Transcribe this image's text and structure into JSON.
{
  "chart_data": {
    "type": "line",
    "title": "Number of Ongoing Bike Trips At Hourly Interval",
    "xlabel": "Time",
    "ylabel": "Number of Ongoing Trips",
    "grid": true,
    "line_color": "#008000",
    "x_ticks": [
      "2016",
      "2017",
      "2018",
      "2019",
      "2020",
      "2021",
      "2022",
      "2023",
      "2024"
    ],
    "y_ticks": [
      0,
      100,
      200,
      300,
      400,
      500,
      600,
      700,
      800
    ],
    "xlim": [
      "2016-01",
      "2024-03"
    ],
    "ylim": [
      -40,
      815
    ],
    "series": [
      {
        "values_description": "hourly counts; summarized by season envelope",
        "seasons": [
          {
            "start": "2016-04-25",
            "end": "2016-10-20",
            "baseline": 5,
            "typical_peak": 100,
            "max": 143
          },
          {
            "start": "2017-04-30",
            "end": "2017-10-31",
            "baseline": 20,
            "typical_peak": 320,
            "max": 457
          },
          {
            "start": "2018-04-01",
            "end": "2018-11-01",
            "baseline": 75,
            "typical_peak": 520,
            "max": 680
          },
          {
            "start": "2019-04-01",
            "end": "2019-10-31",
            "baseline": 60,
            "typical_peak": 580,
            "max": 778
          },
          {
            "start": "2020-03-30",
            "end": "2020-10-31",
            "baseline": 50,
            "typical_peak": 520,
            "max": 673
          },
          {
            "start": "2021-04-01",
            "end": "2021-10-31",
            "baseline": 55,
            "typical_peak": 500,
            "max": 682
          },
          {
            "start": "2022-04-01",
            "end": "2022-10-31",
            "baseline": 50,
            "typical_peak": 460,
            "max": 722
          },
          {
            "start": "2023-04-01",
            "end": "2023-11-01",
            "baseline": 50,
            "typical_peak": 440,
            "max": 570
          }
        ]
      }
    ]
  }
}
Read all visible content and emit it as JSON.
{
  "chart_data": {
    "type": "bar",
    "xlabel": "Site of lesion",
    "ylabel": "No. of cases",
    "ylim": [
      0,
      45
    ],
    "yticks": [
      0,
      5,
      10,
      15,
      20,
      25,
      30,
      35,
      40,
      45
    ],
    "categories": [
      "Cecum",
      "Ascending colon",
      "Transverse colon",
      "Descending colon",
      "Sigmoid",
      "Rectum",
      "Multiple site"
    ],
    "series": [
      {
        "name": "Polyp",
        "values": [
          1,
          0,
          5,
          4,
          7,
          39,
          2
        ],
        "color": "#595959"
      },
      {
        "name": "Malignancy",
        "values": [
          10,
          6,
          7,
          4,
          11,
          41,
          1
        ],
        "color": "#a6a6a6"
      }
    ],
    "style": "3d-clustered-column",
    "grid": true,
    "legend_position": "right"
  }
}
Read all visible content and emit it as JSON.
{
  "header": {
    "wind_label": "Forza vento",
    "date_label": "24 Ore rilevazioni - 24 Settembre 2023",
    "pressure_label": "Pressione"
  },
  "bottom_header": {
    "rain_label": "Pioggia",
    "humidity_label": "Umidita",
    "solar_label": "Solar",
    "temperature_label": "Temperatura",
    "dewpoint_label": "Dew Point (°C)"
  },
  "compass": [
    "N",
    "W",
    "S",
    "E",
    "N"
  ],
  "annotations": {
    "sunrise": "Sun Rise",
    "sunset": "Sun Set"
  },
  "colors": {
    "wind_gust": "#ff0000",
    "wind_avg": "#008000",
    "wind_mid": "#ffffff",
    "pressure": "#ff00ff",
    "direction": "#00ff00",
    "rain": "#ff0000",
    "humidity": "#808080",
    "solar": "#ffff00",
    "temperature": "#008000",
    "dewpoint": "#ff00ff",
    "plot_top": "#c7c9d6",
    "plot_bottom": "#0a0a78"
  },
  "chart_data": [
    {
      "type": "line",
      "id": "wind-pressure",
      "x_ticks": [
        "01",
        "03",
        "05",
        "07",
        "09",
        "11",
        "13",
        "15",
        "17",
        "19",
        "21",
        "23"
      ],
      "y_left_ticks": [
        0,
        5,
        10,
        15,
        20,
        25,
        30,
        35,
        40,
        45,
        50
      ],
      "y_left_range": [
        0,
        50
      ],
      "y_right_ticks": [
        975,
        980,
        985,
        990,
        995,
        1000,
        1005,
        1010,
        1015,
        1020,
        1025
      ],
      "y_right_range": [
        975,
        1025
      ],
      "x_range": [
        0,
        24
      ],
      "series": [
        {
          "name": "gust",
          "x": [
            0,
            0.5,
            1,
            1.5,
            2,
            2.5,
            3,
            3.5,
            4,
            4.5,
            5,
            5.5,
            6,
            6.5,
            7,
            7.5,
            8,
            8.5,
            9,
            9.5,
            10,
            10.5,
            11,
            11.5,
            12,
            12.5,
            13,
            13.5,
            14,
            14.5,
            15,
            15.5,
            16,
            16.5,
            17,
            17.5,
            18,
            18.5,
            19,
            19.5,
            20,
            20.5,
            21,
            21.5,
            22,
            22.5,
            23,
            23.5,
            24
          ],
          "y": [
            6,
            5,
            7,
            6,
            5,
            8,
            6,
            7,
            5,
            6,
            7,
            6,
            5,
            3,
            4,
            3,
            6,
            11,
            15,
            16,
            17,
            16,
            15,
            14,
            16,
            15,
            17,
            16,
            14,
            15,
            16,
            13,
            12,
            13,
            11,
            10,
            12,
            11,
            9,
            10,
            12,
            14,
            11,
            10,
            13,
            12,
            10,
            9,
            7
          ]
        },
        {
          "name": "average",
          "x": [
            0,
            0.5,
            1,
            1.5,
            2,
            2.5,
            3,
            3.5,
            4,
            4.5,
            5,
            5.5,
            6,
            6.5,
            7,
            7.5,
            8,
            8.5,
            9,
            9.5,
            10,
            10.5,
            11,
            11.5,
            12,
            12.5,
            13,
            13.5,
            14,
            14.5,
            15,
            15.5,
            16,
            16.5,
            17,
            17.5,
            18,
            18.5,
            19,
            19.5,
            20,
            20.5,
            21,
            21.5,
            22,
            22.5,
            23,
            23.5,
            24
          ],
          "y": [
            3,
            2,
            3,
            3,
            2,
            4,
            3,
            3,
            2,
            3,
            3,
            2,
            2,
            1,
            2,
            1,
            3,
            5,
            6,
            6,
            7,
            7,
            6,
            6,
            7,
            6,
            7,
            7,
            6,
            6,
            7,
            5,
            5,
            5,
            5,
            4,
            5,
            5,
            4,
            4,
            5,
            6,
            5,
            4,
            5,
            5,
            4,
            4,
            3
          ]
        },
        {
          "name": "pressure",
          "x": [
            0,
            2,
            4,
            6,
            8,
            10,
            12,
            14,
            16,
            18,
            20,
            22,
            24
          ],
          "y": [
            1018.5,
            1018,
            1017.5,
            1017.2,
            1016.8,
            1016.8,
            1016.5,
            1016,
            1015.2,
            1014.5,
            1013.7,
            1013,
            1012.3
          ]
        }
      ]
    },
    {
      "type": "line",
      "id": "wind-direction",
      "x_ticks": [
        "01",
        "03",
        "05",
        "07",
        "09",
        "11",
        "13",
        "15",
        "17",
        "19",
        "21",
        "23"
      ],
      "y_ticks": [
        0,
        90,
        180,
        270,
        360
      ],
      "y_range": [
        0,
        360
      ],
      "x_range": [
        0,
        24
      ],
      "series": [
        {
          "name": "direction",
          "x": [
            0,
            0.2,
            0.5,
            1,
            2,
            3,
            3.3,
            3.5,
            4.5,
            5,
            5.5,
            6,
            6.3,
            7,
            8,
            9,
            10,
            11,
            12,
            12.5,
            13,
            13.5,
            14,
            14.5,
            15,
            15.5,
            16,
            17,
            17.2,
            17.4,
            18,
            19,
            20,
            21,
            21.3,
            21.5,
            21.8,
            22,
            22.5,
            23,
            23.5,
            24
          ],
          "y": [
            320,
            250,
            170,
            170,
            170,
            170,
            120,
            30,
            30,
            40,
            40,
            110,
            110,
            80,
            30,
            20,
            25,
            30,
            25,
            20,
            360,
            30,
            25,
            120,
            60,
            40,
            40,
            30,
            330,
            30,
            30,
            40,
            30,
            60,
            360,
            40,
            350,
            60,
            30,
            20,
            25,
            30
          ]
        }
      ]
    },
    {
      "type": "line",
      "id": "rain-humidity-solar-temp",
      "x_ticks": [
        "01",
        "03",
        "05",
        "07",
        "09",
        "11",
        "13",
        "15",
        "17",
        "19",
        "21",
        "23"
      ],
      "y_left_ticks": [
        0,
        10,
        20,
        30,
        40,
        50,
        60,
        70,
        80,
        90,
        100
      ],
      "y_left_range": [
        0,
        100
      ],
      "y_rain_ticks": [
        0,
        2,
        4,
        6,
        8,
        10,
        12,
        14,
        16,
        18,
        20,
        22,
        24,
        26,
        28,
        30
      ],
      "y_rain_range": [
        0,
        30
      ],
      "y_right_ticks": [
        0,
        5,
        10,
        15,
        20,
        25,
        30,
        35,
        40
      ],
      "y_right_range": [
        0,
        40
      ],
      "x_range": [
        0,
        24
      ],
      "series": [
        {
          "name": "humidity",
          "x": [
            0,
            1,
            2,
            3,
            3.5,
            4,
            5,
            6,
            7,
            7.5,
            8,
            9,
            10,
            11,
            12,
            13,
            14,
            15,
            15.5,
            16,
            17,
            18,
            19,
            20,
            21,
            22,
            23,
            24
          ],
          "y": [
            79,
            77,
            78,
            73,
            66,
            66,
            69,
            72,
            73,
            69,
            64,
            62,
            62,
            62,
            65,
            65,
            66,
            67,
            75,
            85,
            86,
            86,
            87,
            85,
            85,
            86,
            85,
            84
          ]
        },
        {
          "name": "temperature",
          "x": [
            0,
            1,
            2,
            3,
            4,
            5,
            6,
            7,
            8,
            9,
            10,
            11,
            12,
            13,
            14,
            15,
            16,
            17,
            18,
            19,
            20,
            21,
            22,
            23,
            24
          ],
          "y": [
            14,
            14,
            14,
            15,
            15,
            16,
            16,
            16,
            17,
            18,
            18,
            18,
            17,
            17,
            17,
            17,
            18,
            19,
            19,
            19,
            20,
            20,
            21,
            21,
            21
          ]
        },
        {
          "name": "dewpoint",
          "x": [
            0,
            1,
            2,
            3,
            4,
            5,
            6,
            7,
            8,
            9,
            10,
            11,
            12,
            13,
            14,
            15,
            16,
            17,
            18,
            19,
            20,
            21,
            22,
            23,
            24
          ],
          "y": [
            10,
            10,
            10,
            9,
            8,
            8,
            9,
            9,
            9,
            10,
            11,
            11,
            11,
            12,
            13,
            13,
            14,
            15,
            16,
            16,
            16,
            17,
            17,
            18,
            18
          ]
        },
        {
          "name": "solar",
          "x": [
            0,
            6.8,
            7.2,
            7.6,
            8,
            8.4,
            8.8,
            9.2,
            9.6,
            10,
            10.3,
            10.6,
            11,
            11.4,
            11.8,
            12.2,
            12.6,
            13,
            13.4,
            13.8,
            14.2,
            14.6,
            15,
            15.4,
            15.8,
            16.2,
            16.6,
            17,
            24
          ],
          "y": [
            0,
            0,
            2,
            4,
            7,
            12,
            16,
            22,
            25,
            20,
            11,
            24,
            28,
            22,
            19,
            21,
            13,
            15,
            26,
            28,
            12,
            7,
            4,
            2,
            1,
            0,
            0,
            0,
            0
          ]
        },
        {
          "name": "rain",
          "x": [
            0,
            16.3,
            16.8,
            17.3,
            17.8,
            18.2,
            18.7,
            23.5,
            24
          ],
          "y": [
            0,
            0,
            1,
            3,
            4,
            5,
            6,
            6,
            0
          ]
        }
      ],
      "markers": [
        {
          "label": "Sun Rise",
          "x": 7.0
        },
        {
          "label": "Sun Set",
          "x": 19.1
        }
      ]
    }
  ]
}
========================
* _PROBLEM STATEMENT_
Locate each line containing the string "baseline" and show it.

* _COMPLETE OUTPUT_
            "baseline": 5,
            "baseline": 20,
            "baseline": 75,
            "baseline": 60,
            "baseline": 50,
            "baseline": 55,
            "baseline": 50,
            "baseline": 50,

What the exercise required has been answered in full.